DATASET RECORDS:

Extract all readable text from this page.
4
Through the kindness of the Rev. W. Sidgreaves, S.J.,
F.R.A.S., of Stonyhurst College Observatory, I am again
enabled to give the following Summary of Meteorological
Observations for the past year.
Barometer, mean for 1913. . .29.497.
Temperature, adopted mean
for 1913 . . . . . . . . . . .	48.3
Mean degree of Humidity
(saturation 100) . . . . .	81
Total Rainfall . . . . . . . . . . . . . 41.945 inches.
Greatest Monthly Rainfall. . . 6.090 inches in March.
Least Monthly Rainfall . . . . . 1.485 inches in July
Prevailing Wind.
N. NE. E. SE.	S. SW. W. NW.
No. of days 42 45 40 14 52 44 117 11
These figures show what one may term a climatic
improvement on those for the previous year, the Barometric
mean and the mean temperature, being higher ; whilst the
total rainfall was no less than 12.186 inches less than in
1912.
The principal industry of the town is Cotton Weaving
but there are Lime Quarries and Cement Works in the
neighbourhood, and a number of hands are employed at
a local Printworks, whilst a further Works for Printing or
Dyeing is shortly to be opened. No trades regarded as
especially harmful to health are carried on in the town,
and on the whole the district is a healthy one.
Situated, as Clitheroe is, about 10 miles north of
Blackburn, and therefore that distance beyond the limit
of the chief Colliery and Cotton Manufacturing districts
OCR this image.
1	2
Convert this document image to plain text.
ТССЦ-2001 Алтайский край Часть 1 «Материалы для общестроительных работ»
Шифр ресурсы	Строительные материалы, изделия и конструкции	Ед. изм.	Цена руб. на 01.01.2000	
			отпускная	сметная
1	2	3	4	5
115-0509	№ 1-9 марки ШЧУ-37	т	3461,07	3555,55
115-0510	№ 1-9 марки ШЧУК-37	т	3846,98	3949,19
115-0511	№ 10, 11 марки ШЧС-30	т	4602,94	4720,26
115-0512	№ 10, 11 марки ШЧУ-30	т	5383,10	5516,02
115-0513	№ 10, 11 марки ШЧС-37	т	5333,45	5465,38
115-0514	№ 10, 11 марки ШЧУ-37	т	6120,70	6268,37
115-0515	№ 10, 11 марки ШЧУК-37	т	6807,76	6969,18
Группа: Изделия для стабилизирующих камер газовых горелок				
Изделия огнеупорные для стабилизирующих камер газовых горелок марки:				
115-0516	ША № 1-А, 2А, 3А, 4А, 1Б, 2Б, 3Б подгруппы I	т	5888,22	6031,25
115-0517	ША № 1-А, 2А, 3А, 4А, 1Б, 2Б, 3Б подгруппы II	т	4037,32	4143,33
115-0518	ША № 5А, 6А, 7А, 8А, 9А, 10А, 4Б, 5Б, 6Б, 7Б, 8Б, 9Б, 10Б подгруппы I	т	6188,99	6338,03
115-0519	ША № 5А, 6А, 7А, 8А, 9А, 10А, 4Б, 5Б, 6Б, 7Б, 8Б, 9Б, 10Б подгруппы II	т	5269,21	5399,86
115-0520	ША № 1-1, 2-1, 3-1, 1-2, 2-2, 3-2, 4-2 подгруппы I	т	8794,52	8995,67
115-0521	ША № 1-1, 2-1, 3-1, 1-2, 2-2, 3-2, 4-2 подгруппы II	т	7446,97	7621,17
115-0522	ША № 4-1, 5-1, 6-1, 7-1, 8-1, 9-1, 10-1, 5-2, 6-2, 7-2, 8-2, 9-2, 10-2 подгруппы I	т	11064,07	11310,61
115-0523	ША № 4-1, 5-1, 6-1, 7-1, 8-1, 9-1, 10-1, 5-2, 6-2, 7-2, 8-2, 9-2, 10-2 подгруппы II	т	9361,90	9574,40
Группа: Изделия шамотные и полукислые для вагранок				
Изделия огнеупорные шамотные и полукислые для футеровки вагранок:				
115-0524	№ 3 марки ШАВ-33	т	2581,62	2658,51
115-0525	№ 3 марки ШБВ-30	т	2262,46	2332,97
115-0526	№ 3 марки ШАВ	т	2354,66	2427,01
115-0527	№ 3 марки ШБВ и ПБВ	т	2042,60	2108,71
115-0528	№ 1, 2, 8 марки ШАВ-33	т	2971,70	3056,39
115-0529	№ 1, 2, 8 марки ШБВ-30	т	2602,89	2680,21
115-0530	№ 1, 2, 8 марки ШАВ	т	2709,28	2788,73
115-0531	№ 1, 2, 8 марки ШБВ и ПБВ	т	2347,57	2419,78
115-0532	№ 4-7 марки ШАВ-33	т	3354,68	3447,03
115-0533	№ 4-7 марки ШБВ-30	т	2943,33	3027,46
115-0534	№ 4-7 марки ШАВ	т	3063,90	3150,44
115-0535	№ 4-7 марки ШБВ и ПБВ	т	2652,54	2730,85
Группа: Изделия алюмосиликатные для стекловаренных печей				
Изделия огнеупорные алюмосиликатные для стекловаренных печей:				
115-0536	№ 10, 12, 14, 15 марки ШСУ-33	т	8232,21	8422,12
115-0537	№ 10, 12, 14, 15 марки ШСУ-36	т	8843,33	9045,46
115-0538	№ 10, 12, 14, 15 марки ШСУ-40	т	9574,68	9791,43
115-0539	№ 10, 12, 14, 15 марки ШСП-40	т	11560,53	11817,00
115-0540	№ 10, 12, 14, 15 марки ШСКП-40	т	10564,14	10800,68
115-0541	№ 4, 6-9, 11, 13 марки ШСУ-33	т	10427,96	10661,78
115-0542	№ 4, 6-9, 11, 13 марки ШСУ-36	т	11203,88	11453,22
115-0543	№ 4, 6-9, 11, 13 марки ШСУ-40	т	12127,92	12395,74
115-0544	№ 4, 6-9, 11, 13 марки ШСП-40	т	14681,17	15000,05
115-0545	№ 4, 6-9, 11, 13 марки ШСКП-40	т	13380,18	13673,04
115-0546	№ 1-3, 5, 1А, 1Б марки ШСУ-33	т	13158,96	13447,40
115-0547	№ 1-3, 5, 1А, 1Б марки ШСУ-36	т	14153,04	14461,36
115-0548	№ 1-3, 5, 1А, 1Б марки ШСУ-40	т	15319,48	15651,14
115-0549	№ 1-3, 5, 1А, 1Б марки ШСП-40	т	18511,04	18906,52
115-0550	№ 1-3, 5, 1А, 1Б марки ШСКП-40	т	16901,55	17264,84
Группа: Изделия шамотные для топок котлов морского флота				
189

WHAT THE TASK ASKS:
Your task is to retype all the records above with nothing left out.

EXPECTED ANSWER:
Extract all readable text from this page.
4
Through the kindness of the Rev. W. Sidgreaves, S.J.,
F.R.A.S., of Stonyhurst College Observatory, I am again
enabled to give the following Summary of Meteorological
Observations for the past year.
Barometer, mean for 1913. . .29.497.
Temperature, adopted mean
for 1913 . . . . . . . . . . .	48.3
Mean degree of Humidity
(saturation 100) . . . . .	81
Total Rainfall . . . . . . . . . . . . . 41.945 inches.
Greatest Monthly Rainfall. . . 6.090 inches in March.
Least Monthly Rainfall . . . . . 1.485 inches in July
Prevailing Wind.
N. NE. E. SE.	S. SW. W. NW.
No. of days 42 45 40 14 52 44 117 11
These figures show what one may term a climatic
improvement on those for the previous year, the Barometric
mean and the mean temperature, being higher ; whilst the
total rainfall was no less than 12.186 inches less than in
1912.
The principal industry of the town is Cotton Weaving
but there are Lime Quarries and Cement Works in the
neighbourhood, and a number of hands are employed at
a local Printworks, whilst a further Works for Printing or
Dyeing is shortly to be opened. No trades regarded as
especially harmful to health are carried on in the town,
and on the whole the district is a healthy one.
Situated, as Clitheroe is, about 10 miles north of
Blackburn, and therefore that distance beyond the limit
of the chief Colliery and Cotton Manufacturing districts
OCR this image.
1	2
Convert this document image to plain text.
ТССЦ-2001 Алтайский край Часть 1 «Материалы для общестроительных работ»
Шифр ресурсы	Строительные материалы, изделия и конструкции	Ед. изм.	Цена руб. на 01.01.2000	
			отпускная	сметная
1	2	3	4	5
115-0509	№ 1-9 марки ШЧУ-37	т	3461,07	3555,55
115-0510	№ 1-9 марки ШЧУК-37	т	3846,98	3949,19
115-0511	№ 10, 11 марки ШЧС-30	т	4602,94	4720,26
115-0512	№ 10, 11 марки ШЧУ-30	т	5383,10	5516,02
115-0513	№ 10, 11 марки ШЧС-37	т	5333,45	5465,38
115-0514	№ 10, 11 марки ШЧУ-37	т	6120,70	6268,37
115-0515	№ 10, 11 марки ШЧУК-37	т	6807,76	6969,18
Группа: Изделия для стабилизирующих камер газовых горелок				
Изделия огнеупорные для стабилизирующих камер газовых горелок марки:				
115-0516	ША № 1-А, 2А, 3А, 4А, 1Б, 2Б, 3Б подгруппы I	т	5888,22	6031,25
115-0517	ША № 1-А, 2А, 3А, 4А, 1Б, 2Б, 3Б подгруппы II	т	4037,32	4143,33
115-0518	ША № 5А, 6А, 7А, 8А, 9А, 10А, 4Б, 5Б, 6Б, 7Б, 8Б, 9Б, 10Б подгруппы I	т	6188,99	6338,03
115-0519	ША № 5А, 6А, 7А, 8А, 9А, 10А, 4Б, 5Б, 6Б, 7Б, 8Б, 9Б, 10Б подгруппы II	т	5269,21	5399,86
115-0520	ША № 1-1, 2-1, 3-1, 1-2, 2-2, 3-2, 4-2 подгруппы I	т	8794,52	8995,67
115-0521	ША № 1-1, 2-1, 3-1, 1-2, 2-2, 3-2, 4-2 подгруппы II	т	7446,97	7621,17
115-0522	ША № 4-1, 5-1, 6-1, 7-1, 8-1, 9-1, 10-1, 5-2, 6-2, 7-2, 8-2, 9-2, 10-2 подгруппы I	т	11064,07	11310,61
115-0523	ША № 4-1, 5-1, 6-1, 7-1, 8-1, 9-1, 10-1, 5-2, 6-2, 7-2, 8-2, 9-2, 10-2 подгруппы II	т	9361,90	9574,40
Группа: Изделия шамотные и полукислые для вагранок				
Изделия огнеупорные шамотные и полукислые для футеровки вагранок:				
115-0524	№ 3 марки ШАВ-33	т	2581,62	2658,51
115-0525	№ 3 марки ШБВ-30	т	2262,46	2332,97
115-0526	№ 3 марки ШАВ	т	2354,66	2427,01
115-0527	№ 3 марки ШБВ и ПБВ	т	2042,60	2108,71
115-0528	№ 1, 2, 8 марки ШАВ-33	т	2971,70	3056,39
115-0529	№ 1, 2, 8 марки ШБВ-30	т	2602,89	2680,21
115-0530	№ 1, 2, 8 марки ШАВ	т	2709,28	2788,73
115-0531	№ 1, 2, 8 марки ШБВ и ПБВ	т	2347,57	2419,78
115-0532	№ 4-7 марки ШАВ-33	т	3354,68	3447,03
115-0533	№ 4-7 марки ШБВ-30	т	2943,33	3027,46
115-0534	№ 4-7 марки ШАВ	т	3063,90	3150,44
115-0535	№ 4-7 марки ШБВ и ПБВ	т	2652,54	2730,85
Группа: Изделия алюмосиликатные для стекловаренных печей				
Изделия огнеупорные алюмосиликатные для стекловаренных печей:				
115-0536	№ 10, 12, 14, 15 марки ШСУ-33	т	8232,21	8422,12
115-0537	№ 10, 12, 14, 15 марки ШСУ-36	т	8843,33	9045,46
115-0538	№ 10, 12, 14, 15 марки ШСУ-40	т	9574,68	9791,43
115-0539	№ 10, 12, 14, 15 марки ШСП-40	т	11560,53	11817,00
115-0540	№ 10, 12, 14, 15 марки ШСКП-40	т	10564,14	10800,68
115-0541	№ 4, 6-9, 11, 13 марки ШСУ-33	т	10427,96	10661,78
115-0542	№ 4, 6-9, 11, 13 марки ШСУ-36	т	11203,88	11453,22
115-0543	№ 4, 6-9, 11, 13 марки ШСУ-40	т	12127,92	12395,74
115-0544	№ 4, 6-9, 11, 13 марки ШСП-40	т	14681,17	15000,05
115-0545	№ 4, 6-9, 11, 13 марки ШСКП-40	т	13380,18	13673,04
115-0546	№ 1-3, 5, 1А, 1Б марки ШСУ-33	т	13158,96	13447,40
115-0547	№ 1-3, 5, 1А, 1Б марки ШСУ-36	т	14153,04	14461,36
115-0548	№ 1-3, 5, 1А, 1Б марки ШСУ-40	т	15319,48	15651,14
115-0549	№ 1-3, 5, 1А, 1Б марки ШСП-40	т	18511,04	18906,52
115-0550	№ 1-3, 5, 1А, 1Б марки ШСКП-40	т	16901,55	17264,84
Группа: Изделия шамотные для топок котлов морского флота				
189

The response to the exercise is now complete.